The problem
Produce an exact transcription of the listing below, omitting the pictures.

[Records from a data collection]
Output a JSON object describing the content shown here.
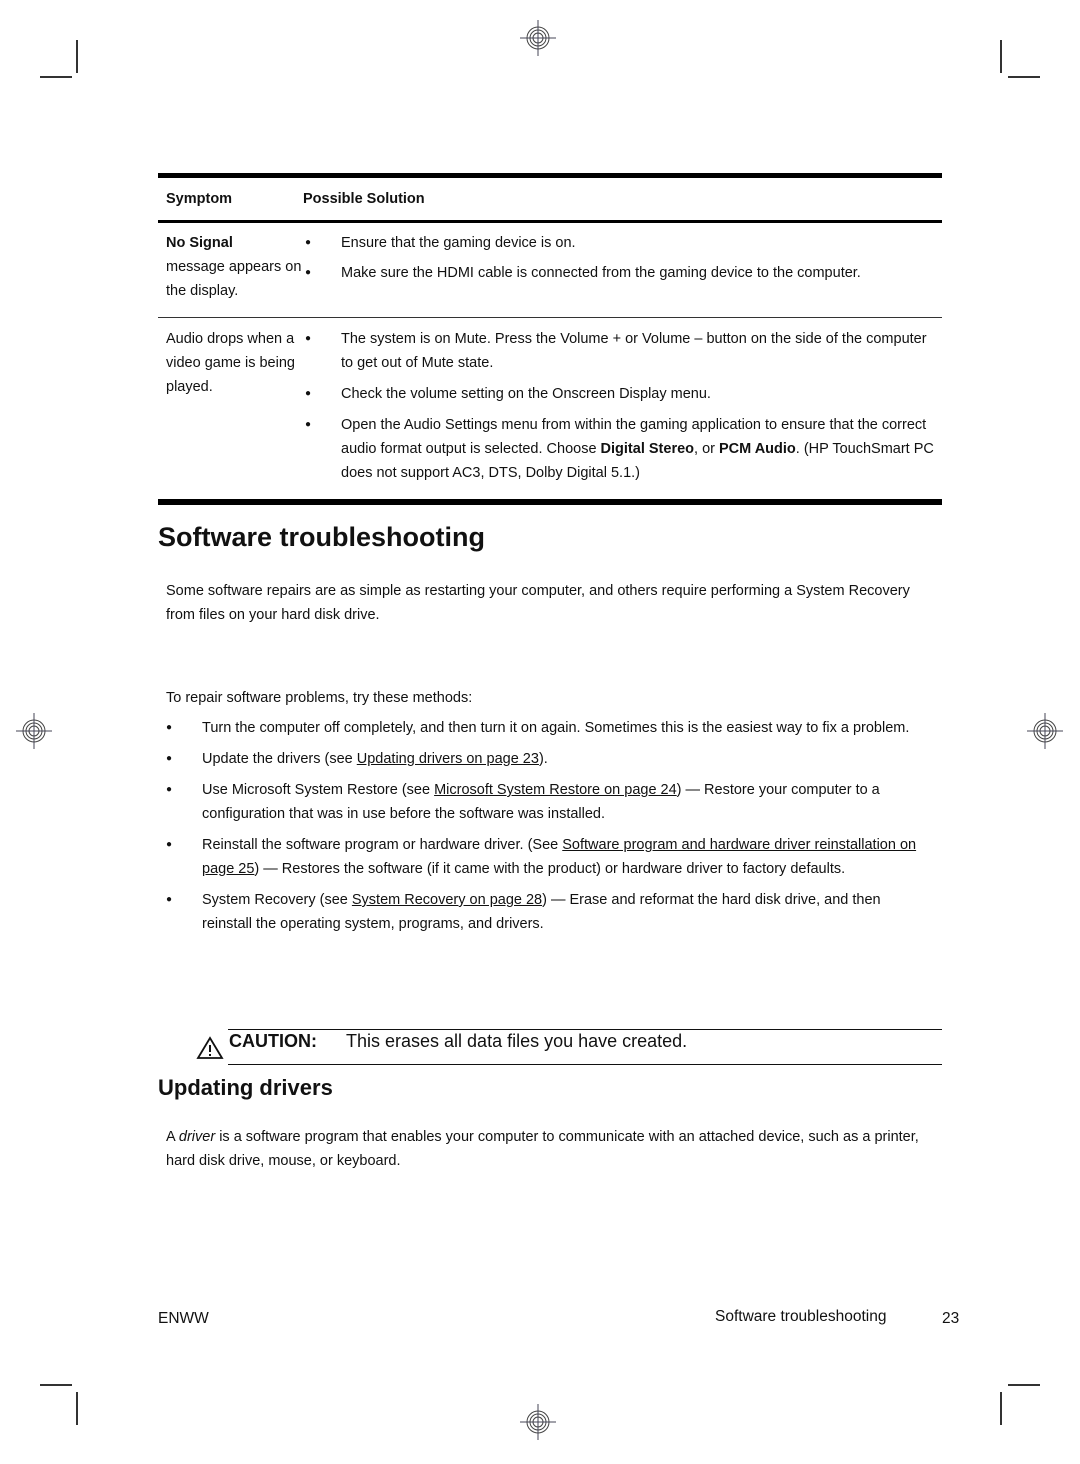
{
  "table": {
    "headers": {
      "symptom": "Symptom",
      "solution": "Possible Solution"
    },
    "rows": [
      {
        "symptom_bold": "No Signal",
        "symptom_rest": "message appears on the display.",
        "solutions": [
          "Ensure that the gaming device is on.",
          "Make sure the HDMI cable is connected from the gaming device to the computer."
        ]
      },
      {
        "symptom_bold": "",
        "symptom_rest": "Audio drops when a video game is being played.",
        "solutions": [
          "The system is on Mute. Press the Volume + or Volume – button on the side of the computer to get out of Mute state.",
          "Check the volume setting on the Onscreen Display menu.",
          {
            "pre": "Open the Audio Settings menu from within the gaming application to ensure that the correct audio format output is selected. Choose ",
            "bold1": "Digital Stereo",
            "mid": ", or ",
            "bold2": "PCM Audio",
            "post": ". (HP TouchSmart PC does not support AC3, DTS, Dolby Digital 5.1.)"
          }
        ]
      }
    ]
  },
  "section1": {
    "title": "Software troubleshooting",
    "intro": "Some software repairs are as simple as restarting your computer, and others require performing a System Recovery from files on your hard disk drive.",
    "lead": "To repair software problems, try these methods:",
    "methods": [
      {
        "pre": "Turn the computer off completely, and then turn it on again. Sometimes this is the easiest way to fix a problem.",
        "link": "",
        "post": ""
      },
      {
        "pre": "Update the drivers (see ",
        "link": "Updating drivers on page 23",
        "post": ")."
      },
      {
        "pre": "Use Microsoft System Restore (see ",
        "link": "Microsoft System Restore on page 24",
        "post": ") — Restore your computer to a configuration that was in use before the software was installed."
      },
      {
        "pre": "Reinstall the software program or hardware driver. (See ",
        "link": "Software program and hardware driver reinstallation on page 25",
        "post": ") — Restores the software (if it came with the product) or hardware driver to factory defaults."
      },
      {
        "pre": "System Recovery (see ",
        "link": "System Recovery on page 28",
        "post": ") — Erase and reformat the hard disk drive, and then reinstall the operating system, programs, and drivers."
      }
    ],
    "caution": {
      "label": "CAUTION:",
      "message": "This erases all data files you have created."
    }
  },
  "section2": {
    "title": "Updating drivers",
    "body_pre": "A ",
    "body_em": "driver",
    "body_post": " is a software program that enables your computer to communicate with an attached device, such as a printer, hard disk drive, mouse, or keyboard."
  },
  "footer": {
    "left": "ENWW",
    "section": "Software troubleshooting",
    "page": "23"
  },
  "bullet": "●"
}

Written solution
Output a JSON object describing the content shown here.
{
  "table": {
    "headers": {
      "symptom": "Symptom",
      "solution": "Possible Solution"
    },
    "rows": [
      {
        "symptom_bold": "No Signal",
        "symptom_rest": "message appears on the display.",
        "solutions": [
          "Ensure that the gaming device is on.",
          "Make sure the HDMI cable is connected from the gaming device to the computer."
        ]
      },
      {
        "symptom_bold": "",
        "symptom_rest": "Audio drops when a video game is being played.",
        "solutions": [
          "The system is on Mute. Press the Volume + or Volume – button on the side of the computer to get out of Mute state.",
          "Check the volume setting on the Onscreen Display menu.",
          {
            "pre": "Open the Audio Settings menu from within the gaming application to ensure that the correct audio format output is selected. Choose ",
            "bold1": "Digital Stereo",
            "mid": ", or ",
            "bold2": "PCM Audio",
            "post": ". (HP TouchSmart PC does not support AC3, DTS, Dolby Digital 5.1.)"
          }
        ]
      }
    ]
  },
  "section1": {
    "title": "Software troubleshooting",
    "intro": "Some software repairs are as simple as restarting your computer, and others require performing a System Recovery from files on your hard disk drive.",
    "lead": "To repair software problems, try these methods:",
    "methods": [
      {
        "pre": "Turn the computer off completely, and then turn it on again. Sometimes this is the easiest way to fix a problem.",
        "link": "",
        "post": ""
      },
      {
        "pre": "Update the drivers (see ",
        "link": "Updating drivers on page 23",
        "post": ")."
      },
      {
        "pre": "Use Microsoft System Restore (see ",
        "link": "Microsoft System Restore on page 24",
        "post": ") — Restore your computer to a configuration that was in use before the software was installed."
      },
      {
        "pre": "Reinstall the software program or hardware driver. (See ",
        "link": "Software program and hardware driver reinstallation on page 25",
        "post": ") — Restores the software (if it came with the product) or hardware driver to factory defaults."
      },
      {
        "pre": "System Recovery (see ",
        "link": "System Recovery on page 28",
        "post": ") — Erase and reformat the hard disk drive, and then reinstall the operating system, programs, and drivers."
      }
    ],
    "caution": {
      "label": "CAUTION:",
      "message": "This erases all data files you have created."
    }
  },
  "section2": {
    "title": "Updating drivers",
    "body_pre": "A ",
    "body_em": "driver",
    "body_post": " is a software program that enables your computer to communicate with an attached device, such as a printer, hard disk drive, mouse, or keyboard."
  },
  "footer": {
    "left": "ENWW",
    "section": "Software troubleshooting",
    "page": "23"
  },
  "bullet": "●"
}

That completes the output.